WHAT THIS TASK INVOLVES: Make an exact copy of the data below, leaving out every picture.

PROVIDED INFORMATION:
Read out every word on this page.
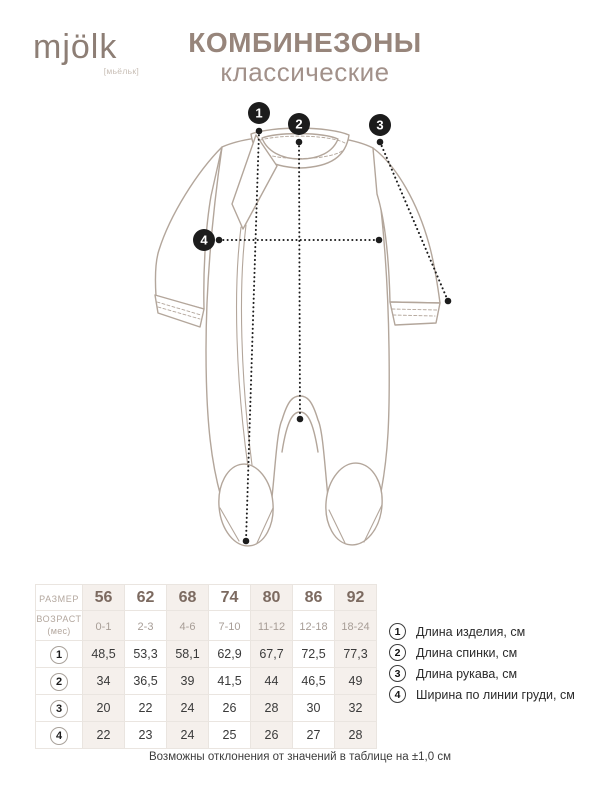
mjölk
[мьёльк]
КОМБИНЕЗОНЫ
классические
1
2	3
4
РАЗМЕР	56	62	68	74	80	86	92

ВОЗРАСТ
(мес)	0-1	2-3	4-6	7-10	11-12	12-18	18-24
1	48,5	53,3	58,1	62,9	67,7	72,5	77,3
2	34	36,5	39	41,5	44	46,5	49
3	20	22	24	26	28	30	32
4	22	23	24	25	26	27	28
1	Длина изделия, см
2	Длина спинки, см
3	Длина рукава, см
4	Ширина по линии груди, см
Возможны отклонения от значений в таблице на ±1,0 см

SOLUTION:
Read out every word on this page.
mjölk
[мьёльк]
КОМБИНЕЗОНЫ
классические
1
2	3
4
РАЗМЕР	56	62	68	74	80	86	92

ВОЗРАСТ
(мес)	0-1	2-3	4-6	7-10	11-12	12-18	18-24
1	48,5	53,3	58,1	62,9	67,7	72,5	77,3
2	34	36,5	39	41,5	44	46,5	49
3	20	22	24	26	28	30	32
4	22	23	24	25	26	27	28
1	Длина изделия, см
2	Длина спинки, см
3	Длина рукава, см
4	Ширина по линии груди, см
Возможны отклонения от значений в таблице на ±1,0 см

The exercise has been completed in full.